• **Required task**:
Pull out each line of the data that includes the word "this".

• **Information provided**:
========================================================================

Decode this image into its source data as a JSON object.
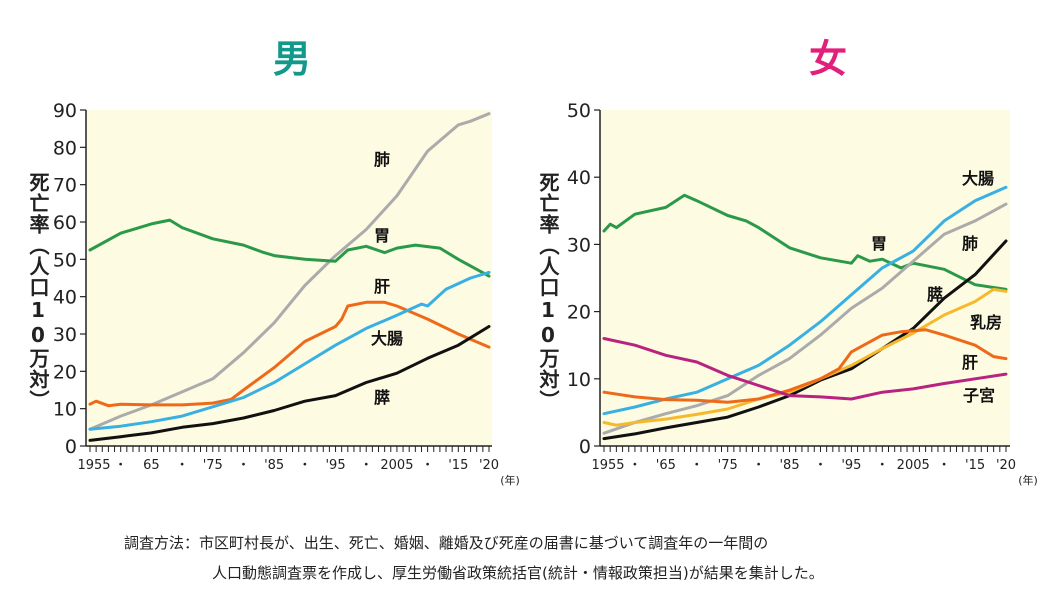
{
  "footnote": {
    "line1": "調査方法：市区町村長が、出生、死亡、婚姻、離婚及び死産の届書に基づいて調査年の一年間の",
    "line2": "人口動態調査票を作成し、厚生労働省政策統括官(統計・情報政策担当)が結果を集計した。"
  },
  "chart_data": [
    {
      "type": "line",
      "title": "男",
      "title_color": "#13998b",
      "ylabel": "死亡率（人口10万対）",
      "xunit": "(年)",
      "xlim": [
        1955,
        2020
      ],
      "ylim": [
        0,
        90
      ],
      "yticks": [
        0,
        10,
        20,
        30,
        40,
        50,
        60,
        70,
        80,
        90
      ],
      "xtick_labels": [
        "1955",
        "・",
        "65",
        "・",
        "'75",
        "・",
        "'85",
        "・",
        "'95",
        "・",
        "2005",
        "・",
        "'15",
        "'20"
      ],
      "grid": false,
      "series": [
        {
          "name": "肺",
          "color": "#ababab",
          "x": [
            1955,
            1960,
            1965,
            1970,
            1975,
            1980,
            1985,
            1990,
            1995,
            2000,
            2005,
            2010,
            2015,
            2017,
            2020
          ],
          "y": [
            4.5,
            8,
            11,
            14.5,
            18,
            25,
            33,
            43,
            51,
            58,
            67,
            79,
            86,
            87,
            89
          ]
        },
        {
          "name": "胃",
          "color": "#2a9a4a",
          "x": [
            1955,
            1960,
            1965,
            1968,
            1970,
            1975,
            1980,
            1983,
            1985,
            1990,
            1995,
            1997,
            2000,
            2003,
            2005,
            2008,
            2012,
            2015,
            2020
          ],
          "y": [
            52.5,
            57,
            59.5,
            60.5,
            58.5,
            55.5,
            53.8,
            52,
            51,
            50,
            49.5,
            52.5,
            53.5,
            51.8,
            53,
            53.8,
            53,
            50,
            45.5
          ]
        },
        {
          "name": "肝",
          "color": "#ee6a1a",
          "x": [
            1955,
            1956,
            1958,
            1960,
            1965,
            1970,
            1975,
            1978,
            1980,
            1985,
            1990,
            1995,
            1996,
            1997,
            2000,
            2003,
            2005,
            2010,
            2015,
            2020
          ],
          "y": [
            11.2,
            12,
            10.8,
            11.2,
            11,
            11,
            11.5,
            12.5,
            15,
            21,
            28,
            32,
            34,
            37.5,
            38.5,
            38.5,
            37.5,
            34,
            30,
            26.5
          ]
        },
        {
          "name": "大腸",
          "color": "#39b0e3",
          "x": [
            1955,
            1960,
            1965,
            1970,
            1975,
            1980,
            1985,
            1990,
            1995,
            2000,
            2005,
            2009,
            2010,
            2013,
            2017,
            2020
          ],
          "y": [
            4.5,
            5.3,
            6.5,
            8,
            10.5,
            13,
            17,
            22,
            27,
            31.5,
            35,
            38,
            37.5,
            42,
            45,
            46.5
          ]
        },
        {
          "name": "膵",
          "color": "#111111",
          "x": [
            1955,
            1960,
            1965,
            1970,
            1975,
            1980,
            1985,
            1990,
            1995,
            2000,
            2005,
            2010,
            2015,
            2020
          ],
          "y": [
            1.5,
            2.5,
            3.5,
            5,
            6,
            7.5,
            9.5,
            12,
            13.5,
            17,
            19.5,
            23.5,
            27,
            32
          ]
        }
      ]
    },
    {
      "type": "line",
      "title": "女",
      "title_color": "#e2207b",
      "ylabel": "死亡率（人口10万対）",
      "xunit": "(年)",
      "xlim": [
        1955,
        2020
      ],
      "ylim": [
        0,
        50
      ],
      "yticks": [
        0,
        10,
        20,
        30,
        40,
        50
      ],
      "xtick_labels": [
        "1955",
        "・",
        "'65",
        "・",
        "'75",
        "・",
        "'85",
        "・",
        "'95",
        "・",
        "2005",
        "・",
        "'15",
        "'20"
      ],
      "grid": false,
      "series": [
        {
          "name": "胃",
          "color": "#2a9a4a",
          "x": [
            1955,
            1956,
            1957,
            1960,
            1965,
            1968,
            1970,
            1975,
            1978,
            1980,
            1985,
            1990,
            1995,
            1996,
            1998,
            2000,
            2003,
            2005,
            2010,
            2015,
            2020
          ],
          "y": [
            32,
            33,
            32.5,
            34.5,
            35.5,
            37.3,
            36.5,
            34.3,
            33.5,
            32.5,
            29.5,
            28,
            27.2,
            28.3,
            27.5,
            27.8,
            26.5,
            27.2,
            26.3,
            24,
            23.3
          ]
        },
        {
          "name": "大腸",
          "color": "#39b0e3",
          "x": [
            1955,
            1960,
            1965,
            1970,
            1975,
            1980,
            1985,
            1990,
            1995,
            2000,
            2005,
            2010,
            2015,
            2020
          ],
          "y": [
            4.8,
            5.8,
            7,
            8,
            10,
            12,
            15,
            18.5,
            22.5,
            26.5,
            29,
            33.5,
            36.5,
            38.5
          ]
        },
        {
          "name": "肺",
          "color": "#ababab",
          "x": [
            1955,
            1960,
            1965,
            1970,
            1975,
            1980,
            1985,
            1990,
            1995,
            2000,
            2005,
            2010,
            2015,
            2020
          ],
          "y": [
            1.9,
            3.5,
            4.8,
            6,
            7.5,
            10.5,
            13,
            16.5,
            20.5,
            23.5,
            27.5,
            31.5,
            33.5,
            36
          ]
        },
        {
          "name": "膵",
          "color": "#111111",
          "x": [
            1955,
            1960,
            1965,
            1970,
            1975,
            1980,
            1985,
            1990,
            1995,
            2000,
            2005,
            2010,
            2015,
            2020
          ],
          "y": [
            1.1,
            1.8,
            2.7,
            3.5,
            4.3,
            5.8,
            7.5,
            9.8,
            11.5,
            14.5,
            17.5,
            22,
            25.5,
            30.5
          ]
        },
        {
          "name": "乳房",
          "color": "#f6b92b",
          "x": [
            1955,
            1957,
            1960,
            1965,
            1970,
            1975,
            1980,
            1985,
            1990,
            1995,
            2000,
            2005,
            2010,
            2015,
            2018,
            2020
          ],
          "y": [
            3.5,
            3.1,
            3.5,
            4,
            4.7,
            5.5,
            7,
            8,
            10,
            12,
            14.5,
            16.8,
            19.5,
            21.5,
            23.3,
            23
          ]
        },
        {
          "name": "肝",
          "color": "#ee6a1a",
          "x": [
            1955,
            1960,
            1965,
            1970,
            1975,
            1980,
            1985,
            1990,
            1993,
            1995,
            2000,
            2003,
            2007,
            2010,
            2015,
            2018,
            2020
          ],
          "y": [
            8,
            7.3,
            6.9,
            6.8,
            6.5,
            7,
            8.3,
            10,
            11.5,
            14,
            16.5,
            17,
            17.3,
            16.5,
            15,
            13.3,
            13
          ]
        },
        {
          "name": "子宮",
          "color": "#b8237f",
          "x": [
            1955,
            1960,
            1965,
            1970,
            1975,
            1980,
            1985,
            1990,
            1995,
            2000,
            2005,
            2010,
            2015,
            2020
          ],
          "y": [
            16,
            15,
            13.5,
            12.5,
            10.5,
            9,
            7.5,
            7.3,
            7,
            8,
            8.5,
            9.3,
            10,
            10.7
          ]
        }
      ]
    }
  ]
}
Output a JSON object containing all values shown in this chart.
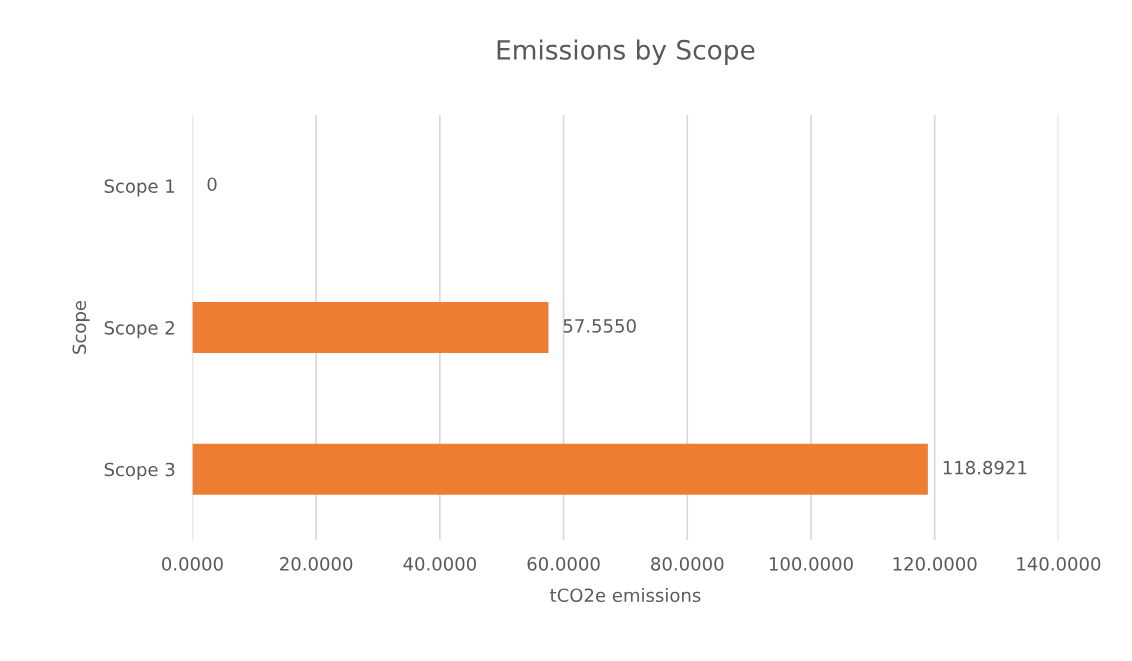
{
  "chart_data": {
    "type": "bar",
    "orientation": "horizontal",
    "title": "Emissions by Scope",
    "xlabel": "tCO2e emissions",
    "ylabel": "Scope",
    "categories": [
      "Scope 1",
      "Scope 2",
      "Scope 3"
    ],
    "values": [
      0,
      57.555,
      118.8921
    ],
    "value_labels": [
      "0",
      "57.5550",
      "118.8921"
    ],
    "color": "#ed7d31",
    "xlim": [
      0,
      140
    ],
    "xticks": [
      {
        "value": 0,
        "label": "0.0000"
      },
      {
        "value": 20,
        "label": "20.0000"
      },
      {
        "value": 40,
        "label": "40.0000"
      },
      {
        "value": 60,
        "label": "60.0000"
      },
      {
        "value": 80,
        "label": "80.0000"
      },
      {
        "value": 100,
        "label": "100.0000"
      },
      {
        "value": 120,
        "label": "120.0000"
      },
      {
        "value": 140,
        "label": "140.0000"
      }
    ],
    "grid": "x",
    "legend": false
  }
}
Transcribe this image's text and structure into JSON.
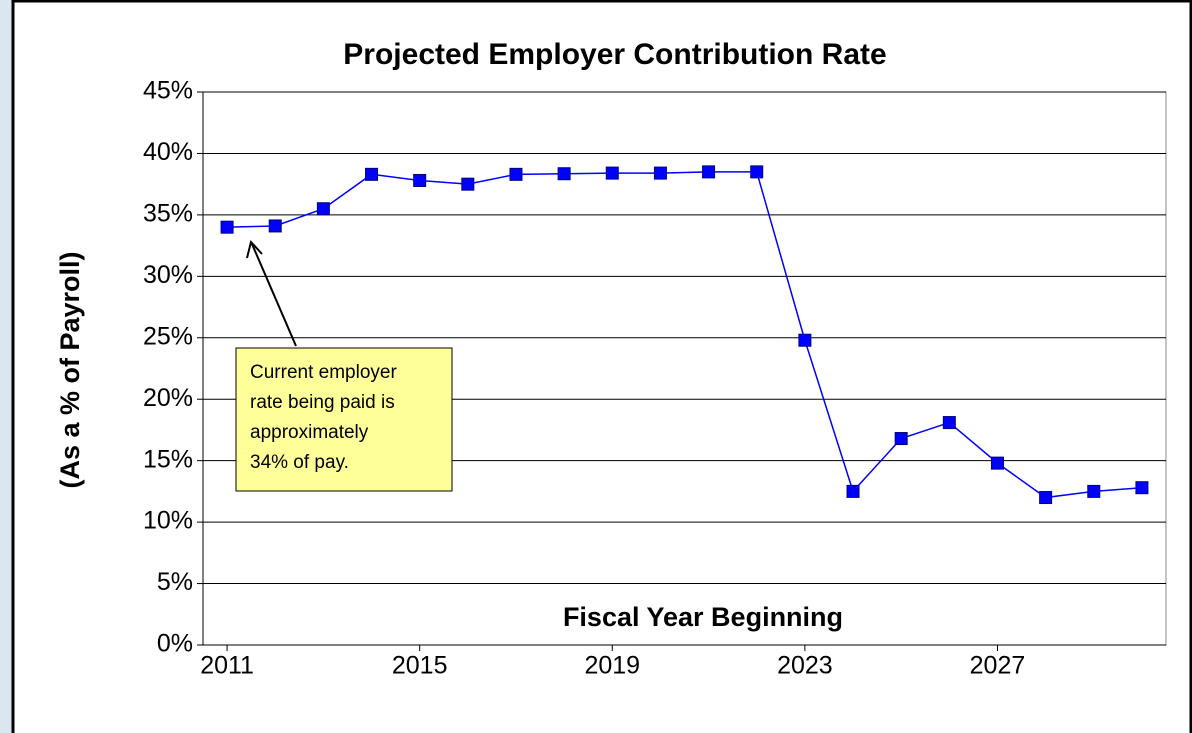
{
  "chart_data": {
    "type": "line",
    "title": "Projected Employer Contribution Rate",
    "y_label": "(As a % of Payroll)",
    "x_label": "Fiscal Year Beginning",
    "x": [
      2011,
      2012,
      2013,
      2014,
      2015,
      2016,
      2017,
      2018,
      2019,
      2020,
      2021,
      2022,
      2023,
      2024,
      2025,
      2026,
      2027,
      2028,
      2029,
      2030
    ],
    "series": [
      {
        "name": "Employer Contribution Rate",
        "color": "#0000ff",
        "values": [
          34.0,
          34.1,
          35.5,
          38.3,
          37.8,
          37.5,
          38.3,
          38.35,
          38.4,
          38.4,
          38.5,
          38.5,
          24.8,
          12.5,
          16.8,
          18.1,
          14.8,
          12.0,
          12.5,
          12.8
        ]
      }
    ],
    "xlim": [
      2010.5,
      2030.5
    ],
    "xticks": [
      2011,
      2015,
      2019,
      2023,
      2027
    ],
    "ylim": [
      0,
      45
    ],
    "yticks": [
      {
        "value": 0,
        "label": "0%"
      },
      {
        "value": 5,
        "label": "5%"
      },
      {
        "value": 10,
        "label": "10%"
      },
      {
        "value": 15,
        "label": "15%"
      },
      {
        "value": 20,
        "label": "20%"
      },
      {
        "value": 25,
        "label": "25%"
      },
      {
        "value": 30,
        "label": "30%"
      },
      {
        "value": 35,
        "label": "35%"
      },
      {
        "value": 40,
        "label": "40%"
      },
      {
        "value": 45,
        "label": "45%"
      }
    ],
    "grid": true,
    "annotation": {
      "lines": [
        "Current employer",
        "rate being paid is",
        "approximately",
        "34% of pay."
      ]
    }
  }
}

========================================================================

• **Finished exercise**:
Decode this image into its source data as a JSON object.
Output a JSON object containing all values shown in this chart.
Transcribe this image's text and structure into JSON.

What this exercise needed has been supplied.